■ **What to work on**
Without including any pictures, copy each entry below exactly.

── Dataset entries

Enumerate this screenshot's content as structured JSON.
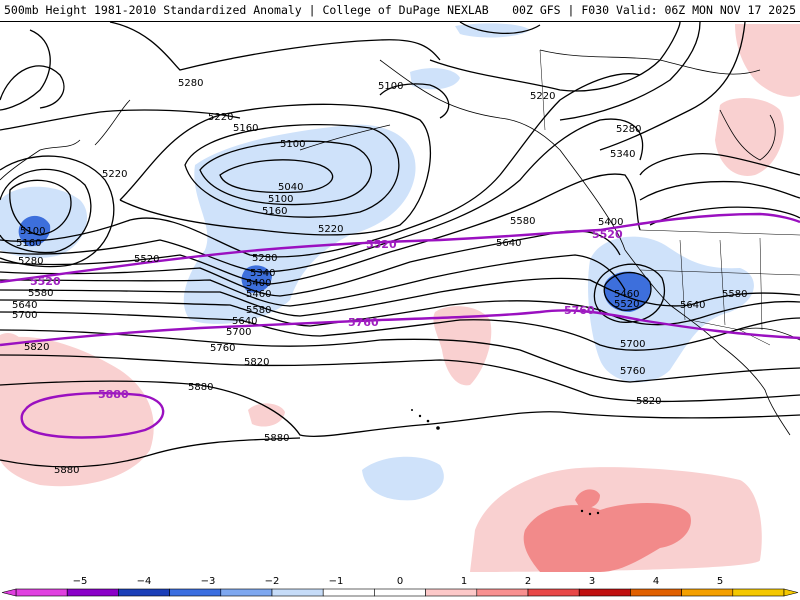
{
  "header": {
    "title_left": "500mb Height 1981-2010 Standardized Anomaly | College of DuPage NEXLAB",
    "title_right": "00Z GFS | F030 Valid: 06Z MON NOV 17 2025"
  },
  "contour_labels": {
    "c5280_a": "5280",
    "c5220_a": "5220",
    "c5160_a": "5160",
    "c5100_a": "5100",
    "c5040": "5040",
    "c5100_b": "5100",
    "c5160_b": "5160",
    "c5220_b": "5220",
    "c5280_b": "5280",
    "c5340_a": "5340",
    "c5400_a": "5400",
    "c5460_a": "5460",
    "c5580_a": "5580",
    "c5640_a": "5640",
    "c5700_a": "5700",
    "c5760_a": "5760",
    "c5820_a": "5820",
    "c5880_a": "5880",
    "c5880_b": "5880",
    "c5880_c": "5880",
    "c5220_c": "5220",
    "c5100_c": "5100",
    "c5160_c": "5160",
    "c5280_c": "5280",
    "c5580_b": "5580",
    "c5640_b": "5640",
    "c5700_b": "5700",
    "c5520_a": "5520",
    "c5220_d": "5220",
    "c5100_d": "5100",
    "c5280_d": "5280",
    "c5340_b": "5340",
    "c5400_b": "5400",
    "c5580_c": "5580",
    "c5640_c": "5640",
    "c5460_b": "5460",
    "c5520_b": "5520",
    "c5640_d": "5640",
    "c5580_d": "5580",
    "c5700_c": "5700",
    "c5760_b": "5760",
    "c5820_b": "5820",
    "c5820_c": "5820"
  },
  "purple_labels": {
    "p5520_a": "5520",
    "p5520_b": "5520",
    "p5520_c": "5520",
    "p5760_a": "5760",
    "p5760_b": "5760",
    "p5880": "5880"
  },
  "colorbar": {
    "ticks": [
      "−5",
      "−4",
      "−3",
      "−2",
      "−1",
      "0",
      "1",
      "2",
      "3",
      "4",
      "5"
    ],
    "colors": [
      "#e040e0",
      "#8a00c8",
      "#1a3fb8",
      "#3a6ee0",
      "#7ea8f0",
      "#c6dcf8",
      "#ffffff",
      "#ffffff",
      "#fcc8c8",
      "#f89090",
      "#e84848",
      "#c01010",
      "#e06000",
      "#f4a000",
      "#f4c800"
    ]
  },
  "colors": {
    "contour": "#000000",
    "purple": "#9a10c0",
    "neg_light": "#cfe2fa",
    "neg_mid": "#9fc1f2",
    "neg_dark": "#3d6fdc",
    "pos_light": "#f9d0d0",
    "pos_mid": "#f28a8a"
  }
}
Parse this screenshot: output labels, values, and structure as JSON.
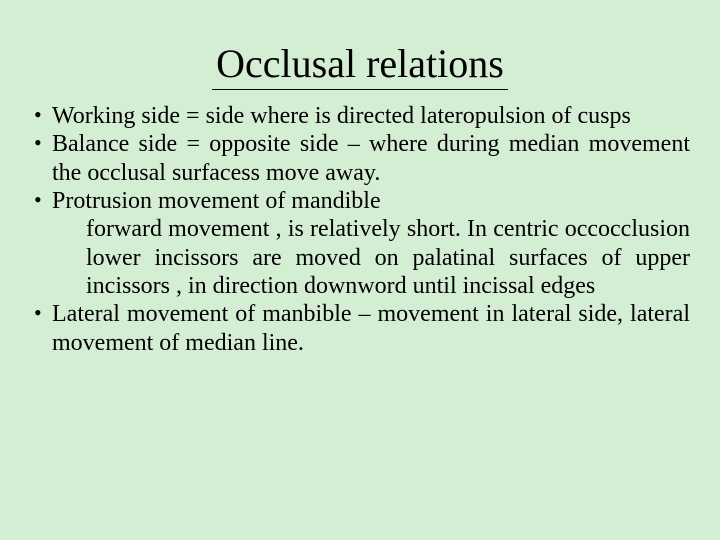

────

■ **Result of this task**
Enumerate this screenshot's content as structured JSON.
{
  "header": {
    "title_left": "500mb Height 1981-2010 Standardized Anomaly | College of DuPage NEXLAB",
    "title_right": "00Z GFS | F030 Valid: 06Z MON NOV 17 2025"
  },
  "contour_labels": {
    "c5280_a": "5280",
    "c5220_a": "5220",
    "c5160_a": "5160",
    "c5100_a": "5100",
    "c5040": "5040",
    "c5100_b": "5100",
    "c5160_b": "5160",
    "c5220_b": "5220",
    "c5280_b": "5280",
    "c5340_a": "5340",
    "c5400_a": "5400",
    "c5460_a": "5460",
    "c5580_a": "5580",
    "c5640_a": "5640",
    "c5700_a": "5700",
    "c5760_a": "5760",
    "c5820_a": "5820",
    "c5880_a": "5880",
    "c5880_b": "5880",
    "c5880_c": "5880",
    "c5220_c": "5220",
    "c5100_c": "5100",
    "c5160_c": "5160",
    "c5280_c": "5280",
    "c5580_b": "5580",
    "c5640_b": "5640",
    "c5700_b": "5700",
    "c5520_a": "5520",
    "c5220_d": "5220",
    "c5100_d": "5100",
    "c5280_d": "5280",
    "c5340_b": "5340",
    "c5400_b": "5400",
    "c5580_c": "5580",
    "c5640_c": "5640",
    "c5460_b": "5460",
    "c5520_b": "5520",
    "c5640_d": "5640",
    "c5580_d": "5580",
    "c5700_c": "5700",
    "c5760_b": "5760",
    "c5820_b": "5820",
    "c5820_c": "5820"
  },
  "purple_labels": {
    "p5520_a": "5520",
    "p5520_b": "5520",
    "p5520_c": "5520",
    "p5760_a": "5760",
    "p5760_b": "5760",
    "p5880": "5880"
  },
  "colorbar": {
    "ticks": [
      "−5",
      "−4",
      "−3",
      "−2",
      "−1",
      "0",
      "1",
      "2",
      "3",
      "4",
      "5"
    ],
    "colors": [
      "#e040e0",
      "#8a00c8",
      "#1a3fb8",
      "#3a6ee0",
      "#7ea8f0",
      "#c6dcf8",
      "#ffffff",
      "#ffffff",
      "#fcc8c8",
      "#f89090",
      "#e84848",
      "#c01010",
      "#e06000",
      "#f4a000",
      "#f4c800"
    ]
  },
  "colors": {
    "contour": "#000000",
    "purple": "#9a10c0",
    "neg_light": "#cfe2fa",
    "neg_mid": "#9fc1f2",
    "neg_dark": "#3d6fdc",
    "pos_light": "#f9d0d0",
    "pos_mid": "#f28a8a"
  }
}
Parse this screenshot: output labels, values, and structure as JSON.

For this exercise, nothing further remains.